И Рогожин, и Мышкин попадают в плен величественной красоты Настасьи Филипповны, сыгранной одной из самых красивых актрис русского театра Людмилой Максаковой, ведущей актрисой Вахтанговского театра. Она напоминает рыжекудрую богиню с умным пленяющим взглядом. На фоне темно-красных кулис и черных бархатных кресел особенно выделяется ее царская красота. Покатые белые плечи и грудь стягивает черное, глубоко декольтированное платье. Она держит себя с достоинством и благородным спокойствием, кажется гордой и независимой на званом вечере, на котором мужчины торгуются за нее. Рогожин, получивший в наследство миллион, хочет купить эту красоту и обладать ею безраздельно. Князь Мышкин, угадав страдания этой женщины, быть может, ни разу не любившей и не бывшей по-настоящему любимой, хочет спасти ее, оградить от страданий. «Я буду уважать вас», — говорит он Настасье Филипповне. И в этот момент, единственный за весь спектакль, героиня Максаковой превращается из опытной, кажется, прожившей долгую и тяжелую жизнь женщины в молодую девушку, беззащитную и ранимую. «Спасибо, князь, до этого таких слов мне никто не говорил — меня торговали».

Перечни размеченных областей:
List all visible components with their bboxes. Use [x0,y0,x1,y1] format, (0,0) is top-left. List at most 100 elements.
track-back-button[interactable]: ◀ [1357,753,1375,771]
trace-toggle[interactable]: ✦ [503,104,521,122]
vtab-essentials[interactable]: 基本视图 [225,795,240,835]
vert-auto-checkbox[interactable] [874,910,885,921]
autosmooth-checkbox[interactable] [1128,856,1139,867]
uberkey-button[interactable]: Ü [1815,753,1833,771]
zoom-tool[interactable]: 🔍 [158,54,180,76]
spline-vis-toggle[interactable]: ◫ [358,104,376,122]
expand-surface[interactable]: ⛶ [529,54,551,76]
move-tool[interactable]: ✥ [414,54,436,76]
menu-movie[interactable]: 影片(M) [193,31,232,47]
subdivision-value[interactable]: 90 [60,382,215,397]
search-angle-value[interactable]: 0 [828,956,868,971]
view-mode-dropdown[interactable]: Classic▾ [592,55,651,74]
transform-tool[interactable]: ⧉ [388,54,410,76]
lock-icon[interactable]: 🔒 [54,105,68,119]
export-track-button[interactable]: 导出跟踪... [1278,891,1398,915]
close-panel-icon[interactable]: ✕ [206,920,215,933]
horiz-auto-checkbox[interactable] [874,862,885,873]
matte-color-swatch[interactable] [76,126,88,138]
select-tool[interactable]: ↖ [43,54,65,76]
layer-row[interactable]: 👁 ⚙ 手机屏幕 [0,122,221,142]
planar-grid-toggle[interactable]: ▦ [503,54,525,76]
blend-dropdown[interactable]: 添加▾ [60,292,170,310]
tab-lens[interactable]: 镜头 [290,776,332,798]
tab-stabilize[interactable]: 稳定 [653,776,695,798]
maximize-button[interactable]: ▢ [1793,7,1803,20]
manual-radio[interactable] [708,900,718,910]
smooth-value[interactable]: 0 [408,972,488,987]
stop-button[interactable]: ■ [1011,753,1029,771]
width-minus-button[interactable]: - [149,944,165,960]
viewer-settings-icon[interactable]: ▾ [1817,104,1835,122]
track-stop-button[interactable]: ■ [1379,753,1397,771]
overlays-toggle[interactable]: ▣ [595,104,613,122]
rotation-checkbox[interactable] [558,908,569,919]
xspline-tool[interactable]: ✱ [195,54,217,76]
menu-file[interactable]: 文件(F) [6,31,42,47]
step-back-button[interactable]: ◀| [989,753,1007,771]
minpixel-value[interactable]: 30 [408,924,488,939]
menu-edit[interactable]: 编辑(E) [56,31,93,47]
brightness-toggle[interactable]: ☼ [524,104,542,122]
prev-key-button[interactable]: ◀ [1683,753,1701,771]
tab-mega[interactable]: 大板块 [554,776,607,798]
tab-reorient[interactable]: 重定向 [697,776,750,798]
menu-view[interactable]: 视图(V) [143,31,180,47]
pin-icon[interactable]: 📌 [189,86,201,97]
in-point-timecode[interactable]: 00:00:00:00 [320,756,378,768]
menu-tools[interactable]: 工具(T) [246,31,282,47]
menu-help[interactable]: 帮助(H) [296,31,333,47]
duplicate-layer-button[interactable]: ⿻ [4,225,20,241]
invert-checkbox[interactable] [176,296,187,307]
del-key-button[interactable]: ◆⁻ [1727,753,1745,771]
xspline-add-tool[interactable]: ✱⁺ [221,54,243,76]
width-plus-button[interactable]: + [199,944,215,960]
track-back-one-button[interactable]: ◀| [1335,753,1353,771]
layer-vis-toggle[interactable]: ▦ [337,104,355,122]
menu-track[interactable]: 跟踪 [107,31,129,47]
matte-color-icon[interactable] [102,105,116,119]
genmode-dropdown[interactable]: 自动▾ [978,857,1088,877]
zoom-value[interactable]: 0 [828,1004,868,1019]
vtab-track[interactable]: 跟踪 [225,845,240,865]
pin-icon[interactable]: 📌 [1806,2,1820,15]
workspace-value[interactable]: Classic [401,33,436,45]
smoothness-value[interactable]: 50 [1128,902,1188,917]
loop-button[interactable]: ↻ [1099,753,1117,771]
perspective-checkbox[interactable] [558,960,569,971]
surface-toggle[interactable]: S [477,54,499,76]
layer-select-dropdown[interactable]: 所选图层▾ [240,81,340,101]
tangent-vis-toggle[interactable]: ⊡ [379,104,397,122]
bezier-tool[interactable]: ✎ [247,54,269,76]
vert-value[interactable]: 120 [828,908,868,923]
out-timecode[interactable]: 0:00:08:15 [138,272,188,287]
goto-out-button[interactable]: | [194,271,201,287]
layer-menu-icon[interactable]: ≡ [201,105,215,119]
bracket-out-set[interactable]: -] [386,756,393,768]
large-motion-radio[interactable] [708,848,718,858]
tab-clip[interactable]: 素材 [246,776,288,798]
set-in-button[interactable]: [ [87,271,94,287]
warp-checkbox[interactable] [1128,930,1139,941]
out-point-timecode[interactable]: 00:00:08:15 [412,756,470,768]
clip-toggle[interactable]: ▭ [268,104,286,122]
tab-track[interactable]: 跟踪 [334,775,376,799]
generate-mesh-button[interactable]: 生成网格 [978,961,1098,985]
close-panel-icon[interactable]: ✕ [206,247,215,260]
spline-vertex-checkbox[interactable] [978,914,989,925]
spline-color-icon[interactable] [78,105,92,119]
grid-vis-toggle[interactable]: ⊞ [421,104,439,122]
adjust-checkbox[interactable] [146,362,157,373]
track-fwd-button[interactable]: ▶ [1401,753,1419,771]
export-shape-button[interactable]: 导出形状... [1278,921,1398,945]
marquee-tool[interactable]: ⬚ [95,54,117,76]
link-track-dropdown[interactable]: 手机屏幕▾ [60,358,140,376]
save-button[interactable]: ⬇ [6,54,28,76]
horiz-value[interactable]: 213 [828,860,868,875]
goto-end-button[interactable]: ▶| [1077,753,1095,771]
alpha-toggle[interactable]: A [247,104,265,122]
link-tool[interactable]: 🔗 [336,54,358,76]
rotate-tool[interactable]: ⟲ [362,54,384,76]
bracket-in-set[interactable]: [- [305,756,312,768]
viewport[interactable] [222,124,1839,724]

## ЗАДАНИЯ
a – Какая актриса играет Настасью Филипповну, согласно исходному тексту?
b – Перепишите дословно строки из записей, начиная с первой строки записей и заканчивая строкой, которая содержит «autosmooth-checkbox[interactable] [1128,856,1139,867]». Обе граничные строки включаются.

## ОЖИДАЕМЫЕ ОТВЕТЫ
a – Людмила Максакова, ведущая актриса Вахтанговского театра.

b –
List all visible components with their bboxes. Use [x0,y0,x1,y1] format, (0,0) is top-left. List at most 100 elements.
track-back-button[interactable]: ◀ [1357,753,1375,771]
trace-toggle[interactable]: ✦ [503,104,521,122]
vtab-essentials[interactable]: 基本视图 [225,795,240,835]
vert-auto-checkbox[interactable] [874,910,885,921]
autosmooth-checkbox[interactable] [1128,856,1139,867]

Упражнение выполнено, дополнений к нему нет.